**PROMPT:**
Look through the records that follow. Copy every line containing the word "document".

**RECORDS FOR THIS EXERCISE:**
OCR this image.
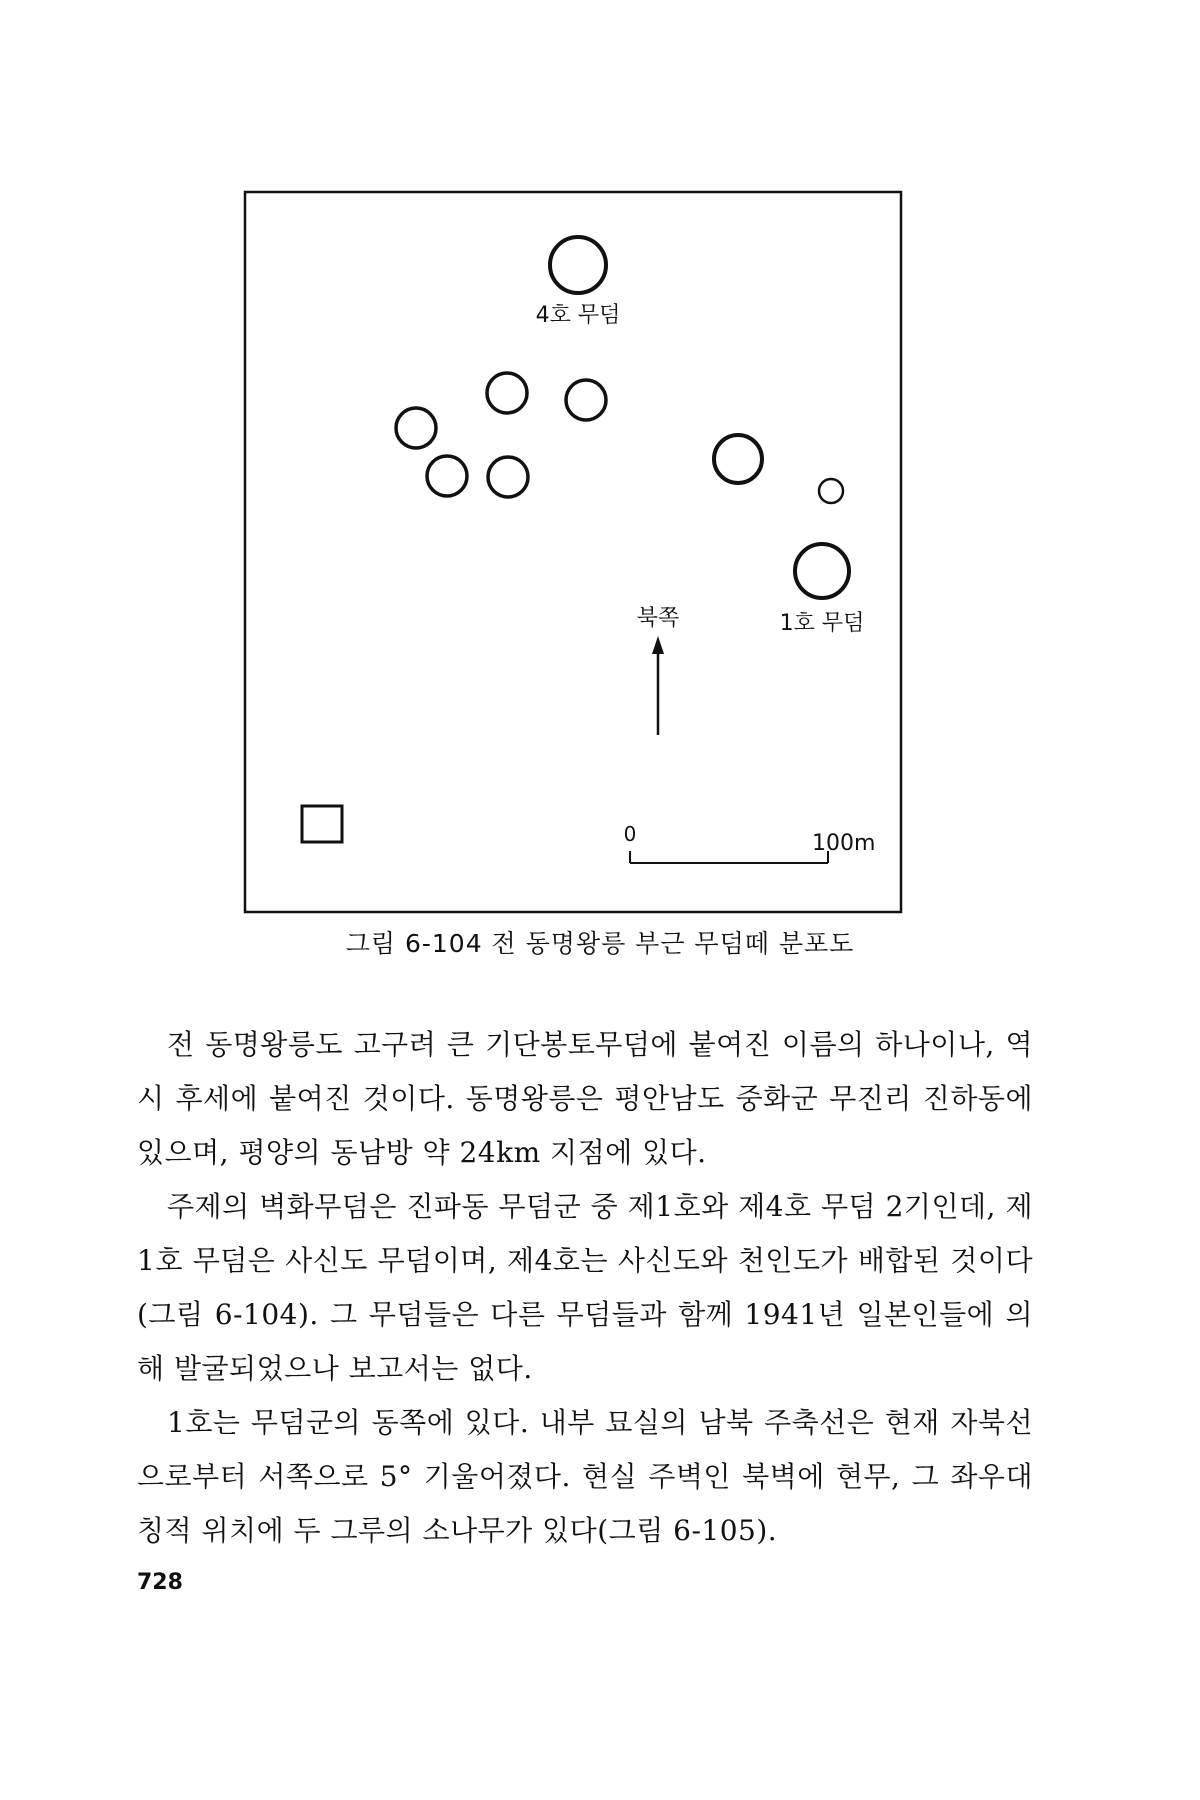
4호 무덤
1호 무덤
북쪽
0	100m
그림 6-104 전 동명왕릉 부근 무덤떼 분포도

전 동명왕릉도 고구려 큰 기단봉토무덤에 붙여진 이름의 하나이나, 역시 후세에 붙여진 것이다. 동명왕릉은 평안남도 중화군 무진리 진하동에 있으며, 평양의 동남방 약 24km 지점에 있다.

주제의 벽화무덤은 진파동 무덤군 중 제1호와 제4호 무덤 2기인데, 제1호 무덤은 사신도 무덤이며, 제4호는 사신도와 천인도가 배합된 것이다(그림 6-104). 그 무덤들은 다른 무덤들과 함께 1941년 일본인들에 의해 발굴되었으나 보고서는 없다.

1호는 무덤군의 동쪽에 있다. 내부 묘실의 남북 주축선은 현재 자북선으로부터 서쪽으로 5° 기울어졌다. 현실 주벽인 북벽에 현무, 그 좌우대칭적 위치에 두 그루의 소나무가 있다(그림 6-105).

728
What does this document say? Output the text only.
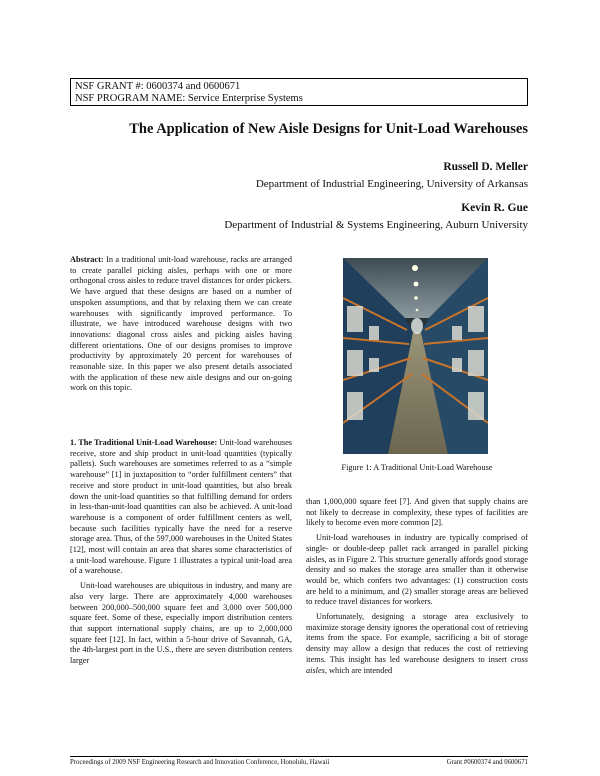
NSF GRANT #: 0600374 and 0600671
NSF PROGRAM NAME: Service Enterprise Systems
The Application of New Aisle Designs for Unit-Load Warehouses
Russell D. Meller
Department of Industrial Engineering, University of Arkansas
Kevin R. Gue
Department of Industrial & Systems Engineering, Auburn University

Abstract: In a traditional unit-load warehouse, racks are arranged to create parallel picking aisles, perhaps with one or more orthogonal cross aisles to reduce travel distances for order pickers. We have argued that these designs are based on a number of unspoken assumptions, and that by relaxing them we can create warehouses with significantly improved performance. To illustrate, we have introduced warehouse designs with two innovations: diagonal cross aisles and picking aisles having different orientations. One of our designs promises to improve productivity by approximately 20 percent for warehouses of reasonable size. In this paper we also present details associated with the application of these new aisle designs and our on-going work on this topic.

1. The Traditional Unit-Load Warehouse: Unit-load warehouses receive, store and ship product in unit-load quantities (typically pallets). Such warehouses are sometimes referred to as a “simple warehouse” [1] in juxtaposition to “order fulfillment centers” that receive and store product in unit-load quantities, but also break down the unit-load quantities so that fulfilling demand for orders in less-than-unit-load quantities can also be achieved. A unit-load warehouse is a component of order fulfillment centers as well, because such facilities typically have the need for a reserve storage area. Thus, of the 597,000 warehouses in the United States [12], most will contain an area that shares some characteristics of a unit-load warehouse. Figure 1 illustrates a typical unit-load area of a warehouse.

Unit-load warehouses are ubiquitous in industry, and many are also very large. There are approximately 4,000 warehouses between 200,000–500,000 square feet and 3,000 over 500,000 square feet. Some of these, especially import distribution centers that support international supply chains, are up to 2,000,000 square feet [12]. In fact, within a 5-hour drive of Savannah, GA, the 4th-largest port in the U.S., there are seven distribution centers larger

Figure 1: A Traditional Unit-Load Warehouse

than 1,000,000 square feet [7]. And given that supply chains are not likely to decrease in complexity, these types of facilities are likely to become even more common [2].

Unit-load warehouses in industry are typically comprised of single- or double-deep pallet rack arranged in parallel picking aisles, as in Figure 2. This structure generally affords good storage density and so makes the storage area smaller than it otherwise would be, which confers two advantages: (1) construction costs are held to a minimum, and (2) smaller storage areas are believed to reduce travel distances for workers.

Unfortunately, designing a storage area exclusively to maximize storage density ignores the operational cost of retrieving items from the space. For example, sacrificing a bit of storage density may allow a design that reduces the cost of retrieving items. This insight has led warehouse designers to insert cross aisles, which are intended

Proceedings of 2009 NSF Engineering Research and Innovation Conference, Honolulu, Hawaii	Grant #0600374 and 0600671
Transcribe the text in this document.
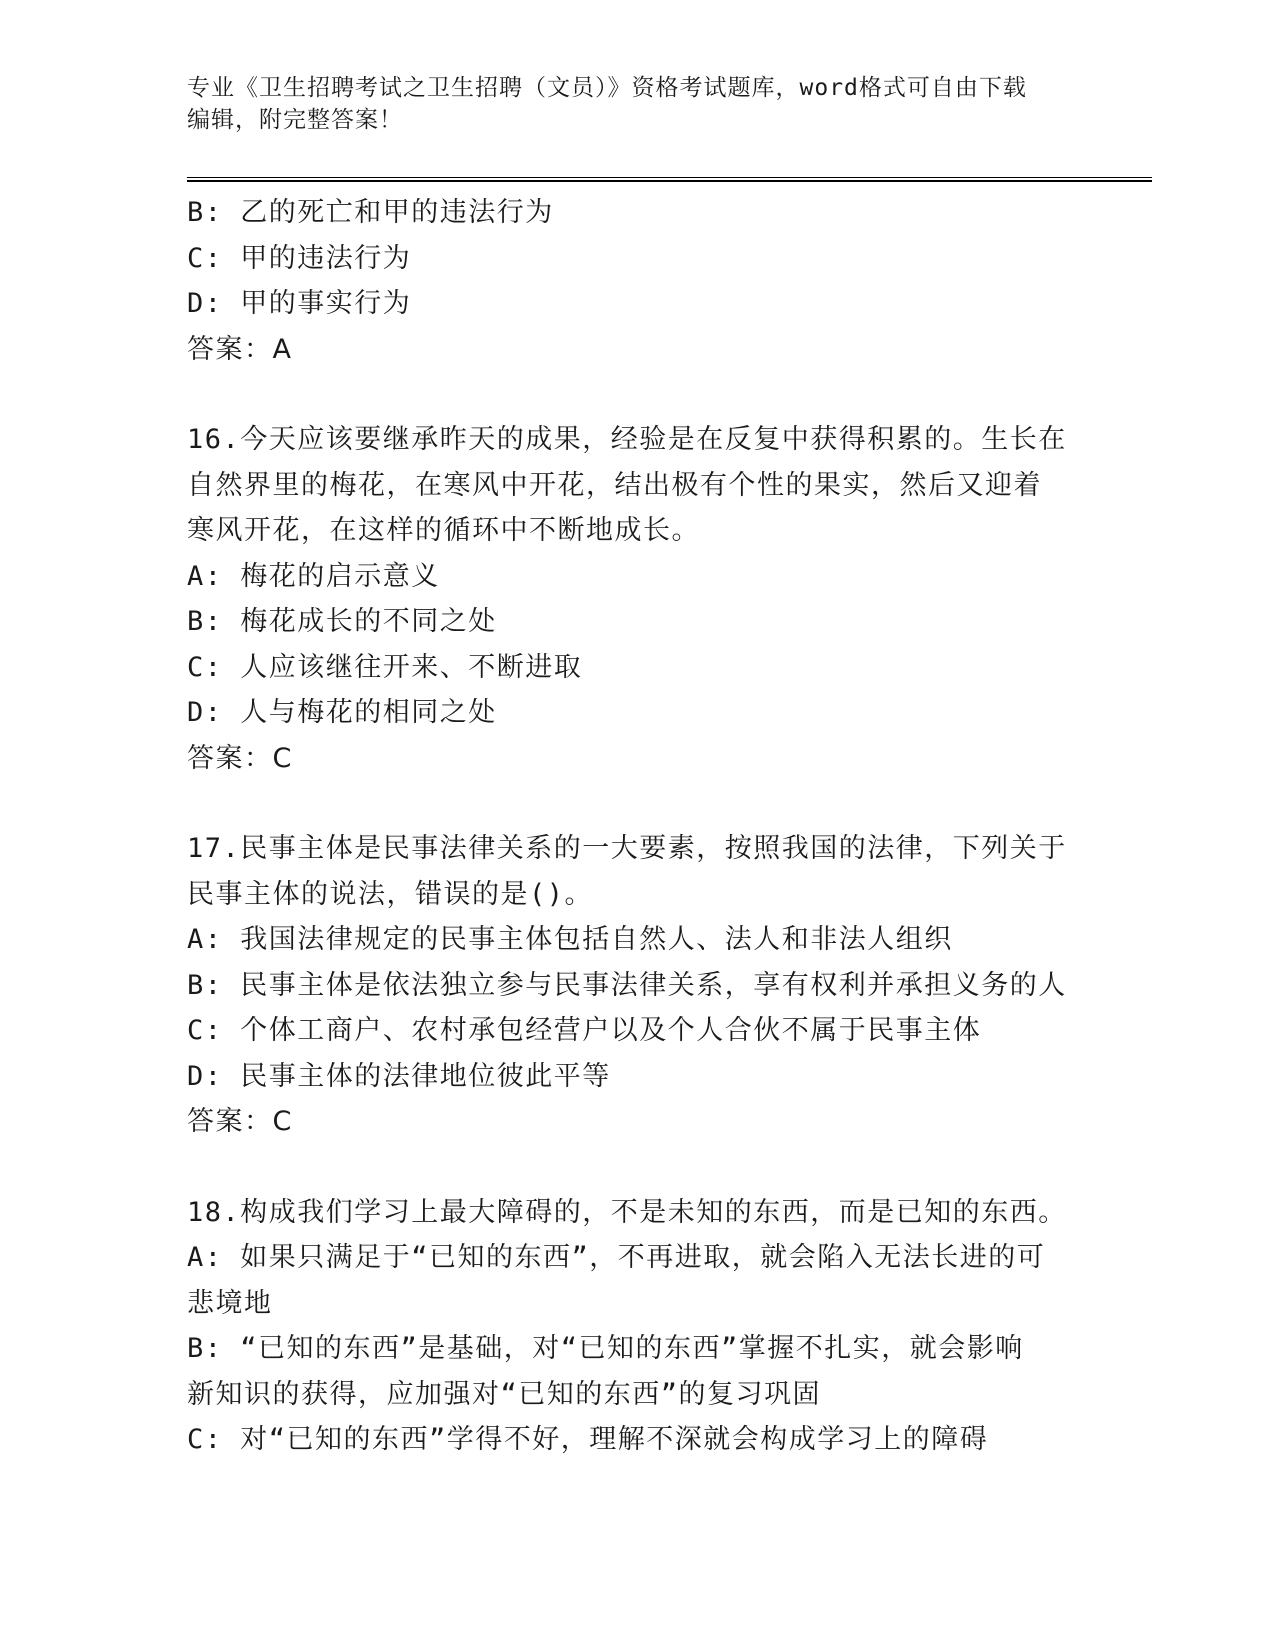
专业《卫生招聘考试之卫生招聘（文员）》资格考试题库，word格式可自由下载
编辑，附完整答案！
B: 乙的死亡和甲的违法行为
C: 甲的违法行为
D: 甲的事实行为
答案：A
16.今天应该要继承昨天的成果，经验是在反复中获得积累的。生长在
自然界里的梅花，在寒风中开花，结出极有个性的果实，然后又迎着
寒风开花，在这样的循环中不断地成长。
A: 梅花的启示意义
B: 梅花成长的不同之处
C: 人应该继往开来、不断进取
D: 人与梅花的相同之处
答案：C
17.民事主体是民事法律关系的一大要素，按照我国的法律，下列关于
民事主体的说法，错误的是()。
A: 我国法律规定的民事主体包括自然人、法人和非法人组织
B: 民事主体是依法独立参与民事法律关系，享有权利并承担义务的人
C: 个体工商户、农村承包经营户以及个人合伙不属于民事主体
D: 民事主体的法律地位彼此平等
答案：C
18.构成我们学习上最大障碍的，不是未知的东西，而是已知的东西。
A: 如果只满足于“已知的东西”，不再进取，就会陷入无法长进的可
悲境地
B: “已知的东西”是基础，对“已知的东西”掌握不扎实，就会影响
新知识的获得，应加强对“已知的东西”的复习巩固
C: 对“已知的东西”学得不好，理解不深就会构成学习上的障碍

**SOLUTION FOR THIS EXERCISE:**
What does this document say? Output the text only.
Transcribe the text in this document.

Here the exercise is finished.